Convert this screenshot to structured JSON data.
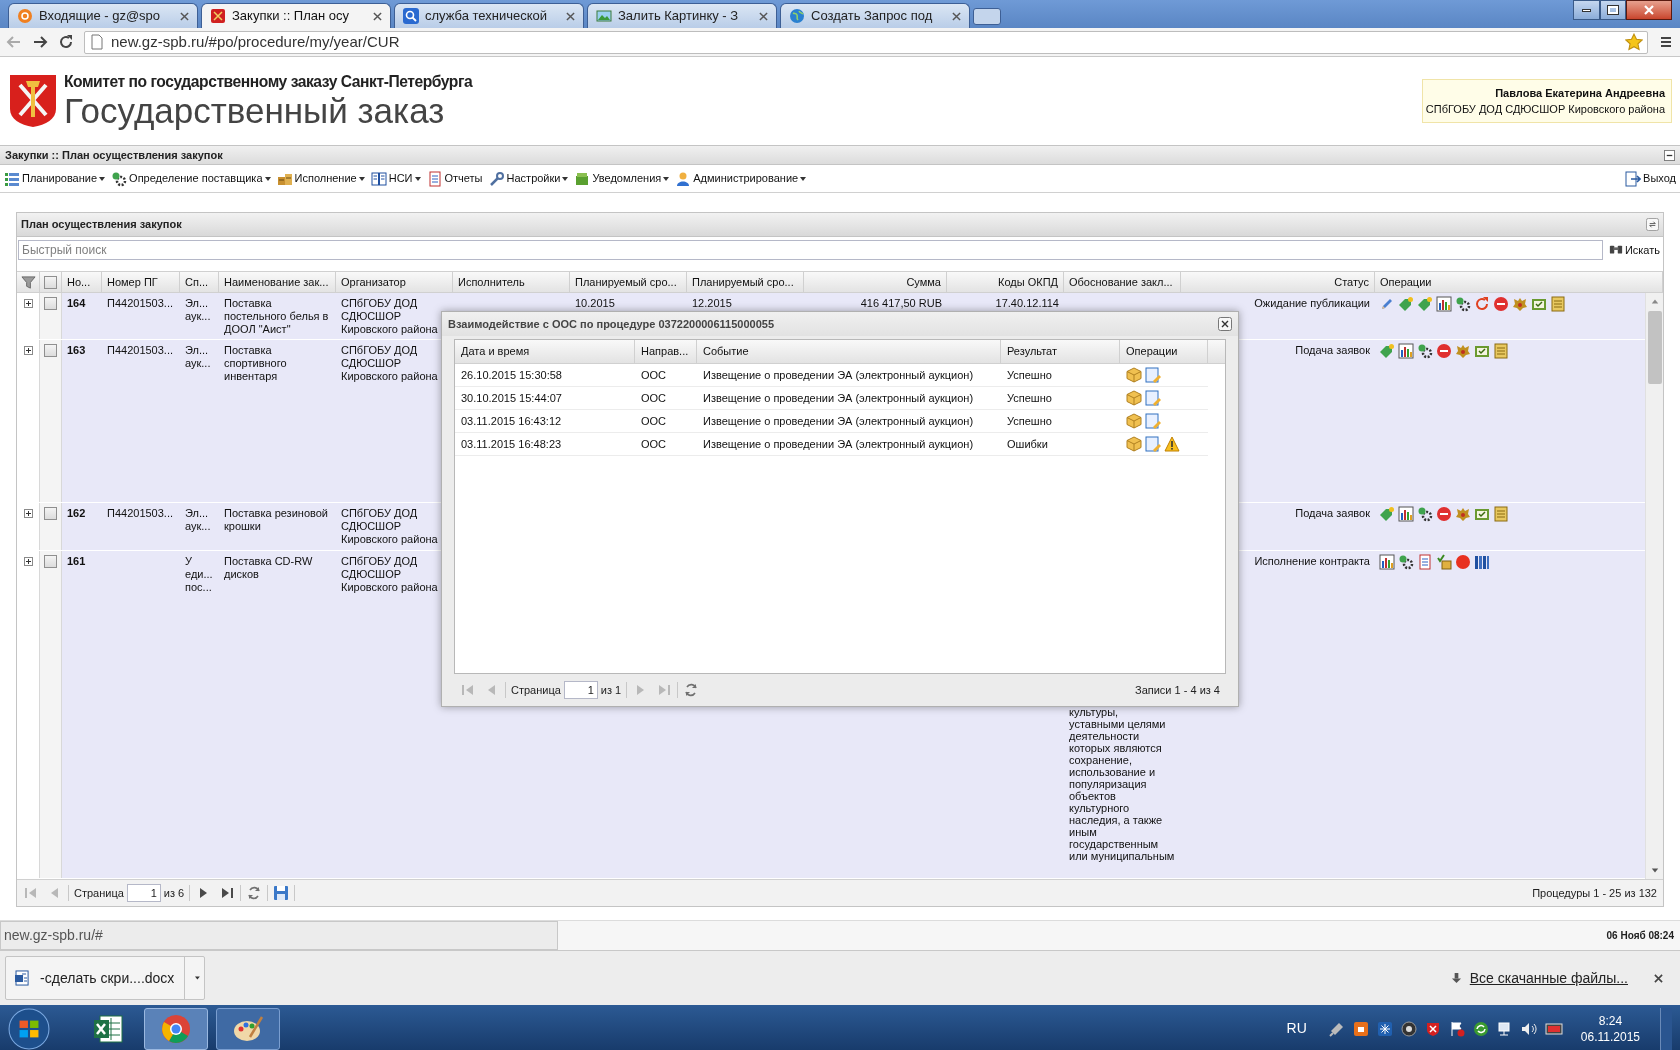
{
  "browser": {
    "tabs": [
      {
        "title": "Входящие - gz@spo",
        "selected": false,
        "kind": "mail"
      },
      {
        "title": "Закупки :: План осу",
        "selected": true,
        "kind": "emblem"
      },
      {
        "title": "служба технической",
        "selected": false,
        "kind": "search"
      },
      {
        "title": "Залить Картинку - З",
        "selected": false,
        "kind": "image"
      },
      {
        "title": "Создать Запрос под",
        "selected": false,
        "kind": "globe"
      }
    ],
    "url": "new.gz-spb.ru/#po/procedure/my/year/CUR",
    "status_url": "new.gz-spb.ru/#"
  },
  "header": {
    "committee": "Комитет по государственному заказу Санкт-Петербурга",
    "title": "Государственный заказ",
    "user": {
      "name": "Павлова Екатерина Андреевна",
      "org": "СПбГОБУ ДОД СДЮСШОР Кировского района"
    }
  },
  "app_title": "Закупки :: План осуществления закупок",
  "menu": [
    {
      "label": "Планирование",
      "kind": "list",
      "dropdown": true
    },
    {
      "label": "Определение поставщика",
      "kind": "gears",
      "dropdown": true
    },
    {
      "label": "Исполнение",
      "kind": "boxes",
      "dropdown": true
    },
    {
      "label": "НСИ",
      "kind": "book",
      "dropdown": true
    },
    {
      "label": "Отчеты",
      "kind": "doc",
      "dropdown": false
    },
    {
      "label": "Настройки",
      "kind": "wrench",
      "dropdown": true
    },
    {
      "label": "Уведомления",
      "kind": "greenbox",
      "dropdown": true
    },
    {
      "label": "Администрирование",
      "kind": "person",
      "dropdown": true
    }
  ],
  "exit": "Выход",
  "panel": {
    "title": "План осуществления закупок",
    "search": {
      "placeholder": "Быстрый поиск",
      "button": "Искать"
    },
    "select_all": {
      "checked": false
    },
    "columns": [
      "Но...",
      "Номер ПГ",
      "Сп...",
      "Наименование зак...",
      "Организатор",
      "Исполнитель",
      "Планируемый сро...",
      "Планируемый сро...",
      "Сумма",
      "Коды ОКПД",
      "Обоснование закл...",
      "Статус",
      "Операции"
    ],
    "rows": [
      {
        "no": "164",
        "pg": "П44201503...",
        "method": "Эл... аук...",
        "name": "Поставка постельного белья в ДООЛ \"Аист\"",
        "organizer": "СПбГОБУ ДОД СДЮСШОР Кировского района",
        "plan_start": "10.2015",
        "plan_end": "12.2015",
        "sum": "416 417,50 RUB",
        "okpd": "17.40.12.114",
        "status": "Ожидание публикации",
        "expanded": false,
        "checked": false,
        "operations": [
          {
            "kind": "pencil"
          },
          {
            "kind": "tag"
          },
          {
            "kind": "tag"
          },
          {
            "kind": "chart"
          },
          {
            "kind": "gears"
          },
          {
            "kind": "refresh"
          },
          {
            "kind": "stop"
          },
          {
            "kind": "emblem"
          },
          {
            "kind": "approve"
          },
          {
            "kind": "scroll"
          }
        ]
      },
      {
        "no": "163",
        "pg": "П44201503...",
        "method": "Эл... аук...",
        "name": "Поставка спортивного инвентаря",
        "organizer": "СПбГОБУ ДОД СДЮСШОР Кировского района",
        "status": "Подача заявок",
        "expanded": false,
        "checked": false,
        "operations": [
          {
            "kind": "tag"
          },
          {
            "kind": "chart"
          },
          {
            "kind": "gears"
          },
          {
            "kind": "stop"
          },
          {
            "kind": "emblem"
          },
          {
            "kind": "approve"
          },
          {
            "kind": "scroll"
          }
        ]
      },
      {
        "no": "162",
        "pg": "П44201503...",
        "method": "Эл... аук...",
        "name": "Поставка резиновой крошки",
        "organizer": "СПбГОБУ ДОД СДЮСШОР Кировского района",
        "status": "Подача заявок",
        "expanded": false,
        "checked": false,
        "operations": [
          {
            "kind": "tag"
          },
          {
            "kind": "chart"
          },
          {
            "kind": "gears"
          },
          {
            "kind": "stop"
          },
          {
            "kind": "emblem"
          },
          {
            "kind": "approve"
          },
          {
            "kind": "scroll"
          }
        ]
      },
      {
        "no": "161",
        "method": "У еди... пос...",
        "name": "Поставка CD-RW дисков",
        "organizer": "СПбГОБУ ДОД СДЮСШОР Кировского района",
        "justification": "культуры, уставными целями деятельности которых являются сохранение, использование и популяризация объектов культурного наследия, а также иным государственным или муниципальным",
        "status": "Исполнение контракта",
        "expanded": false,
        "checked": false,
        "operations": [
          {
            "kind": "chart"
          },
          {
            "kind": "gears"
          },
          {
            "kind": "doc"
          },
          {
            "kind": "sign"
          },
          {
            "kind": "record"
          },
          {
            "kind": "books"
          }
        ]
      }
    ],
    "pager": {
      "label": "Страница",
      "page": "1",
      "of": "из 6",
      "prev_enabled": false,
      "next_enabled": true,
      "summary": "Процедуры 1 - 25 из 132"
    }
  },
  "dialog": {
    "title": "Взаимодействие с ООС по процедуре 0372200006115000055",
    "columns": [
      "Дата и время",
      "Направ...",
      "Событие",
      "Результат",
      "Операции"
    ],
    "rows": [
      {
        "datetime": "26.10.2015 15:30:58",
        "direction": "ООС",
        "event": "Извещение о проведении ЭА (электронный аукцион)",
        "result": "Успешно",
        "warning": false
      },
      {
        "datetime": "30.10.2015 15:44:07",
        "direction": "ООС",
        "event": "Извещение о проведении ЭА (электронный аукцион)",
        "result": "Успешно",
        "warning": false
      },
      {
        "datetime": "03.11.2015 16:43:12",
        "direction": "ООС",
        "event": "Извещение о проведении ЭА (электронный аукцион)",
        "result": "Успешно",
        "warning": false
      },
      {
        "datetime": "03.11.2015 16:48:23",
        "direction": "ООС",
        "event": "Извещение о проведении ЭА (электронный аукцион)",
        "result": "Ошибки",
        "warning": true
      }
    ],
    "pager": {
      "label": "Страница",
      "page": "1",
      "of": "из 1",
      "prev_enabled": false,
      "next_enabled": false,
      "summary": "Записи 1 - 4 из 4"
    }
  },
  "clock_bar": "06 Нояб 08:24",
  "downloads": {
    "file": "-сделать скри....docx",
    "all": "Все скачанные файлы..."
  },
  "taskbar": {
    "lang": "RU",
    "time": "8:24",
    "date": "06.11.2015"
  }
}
☆ ☆ ☆ ☆ ☆
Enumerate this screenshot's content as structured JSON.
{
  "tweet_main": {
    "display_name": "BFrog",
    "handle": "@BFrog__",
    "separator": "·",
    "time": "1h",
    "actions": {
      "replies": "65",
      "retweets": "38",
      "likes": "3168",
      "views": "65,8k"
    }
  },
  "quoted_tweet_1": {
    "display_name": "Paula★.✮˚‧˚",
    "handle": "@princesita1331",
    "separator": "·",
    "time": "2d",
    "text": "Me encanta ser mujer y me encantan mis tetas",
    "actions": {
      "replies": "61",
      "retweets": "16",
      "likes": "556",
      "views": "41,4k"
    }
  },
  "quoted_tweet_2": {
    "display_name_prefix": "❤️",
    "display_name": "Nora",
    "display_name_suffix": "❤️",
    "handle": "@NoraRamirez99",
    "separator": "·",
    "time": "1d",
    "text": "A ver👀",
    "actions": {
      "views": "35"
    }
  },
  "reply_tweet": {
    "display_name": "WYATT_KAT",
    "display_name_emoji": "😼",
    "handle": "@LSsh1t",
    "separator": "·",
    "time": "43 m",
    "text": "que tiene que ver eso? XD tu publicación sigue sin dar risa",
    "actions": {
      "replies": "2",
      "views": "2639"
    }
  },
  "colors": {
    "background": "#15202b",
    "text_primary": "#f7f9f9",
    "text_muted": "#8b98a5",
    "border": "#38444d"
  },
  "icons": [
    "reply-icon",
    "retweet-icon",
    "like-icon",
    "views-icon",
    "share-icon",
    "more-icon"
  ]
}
☆ ☆ ☆ ☆ ☆
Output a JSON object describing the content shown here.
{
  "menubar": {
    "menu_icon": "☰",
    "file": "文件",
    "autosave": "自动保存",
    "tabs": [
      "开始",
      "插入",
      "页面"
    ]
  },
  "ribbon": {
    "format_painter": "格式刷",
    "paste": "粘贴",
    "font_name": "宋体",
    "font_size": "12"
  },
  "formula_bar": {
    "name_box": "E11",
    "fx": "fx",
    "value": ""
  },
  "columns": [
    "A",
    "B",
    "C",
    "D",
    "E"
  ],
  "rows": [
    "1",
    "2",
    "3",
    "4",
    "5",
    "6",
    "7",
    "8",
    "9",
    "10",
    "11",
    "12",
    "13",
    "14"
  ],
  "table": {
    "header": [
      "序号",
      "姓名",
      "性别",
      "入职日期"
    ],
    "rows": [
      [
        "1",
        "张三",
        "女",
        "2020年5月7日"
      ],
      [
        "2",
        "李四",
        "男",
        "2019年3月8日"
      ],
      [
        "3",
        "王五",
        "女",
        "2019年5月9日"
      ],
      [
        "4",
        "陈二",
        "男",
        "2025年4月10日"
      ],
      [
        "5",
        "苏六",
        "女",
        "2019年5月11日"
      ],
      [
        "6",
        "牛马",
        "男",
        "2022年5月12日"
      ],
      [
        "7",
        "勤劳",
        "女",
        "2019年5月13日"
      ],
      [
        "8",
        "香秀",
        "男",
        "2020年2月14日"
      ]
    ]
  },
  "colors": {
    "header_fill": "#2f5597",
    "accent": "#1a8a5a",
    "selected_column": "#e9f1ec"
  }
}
☆ ☆ ☆ ☆ ☆
* What this task involves
Gather and return every line that holds the string "datetime".

* Written answer
        "datetime": "26.10.2015 15:30:58",
        "datetime": "30.10.2015 15:44:07",
        "datetime": "03.11.2015 16:43:12",
        "datetime": "03.11.2015 16:48:23",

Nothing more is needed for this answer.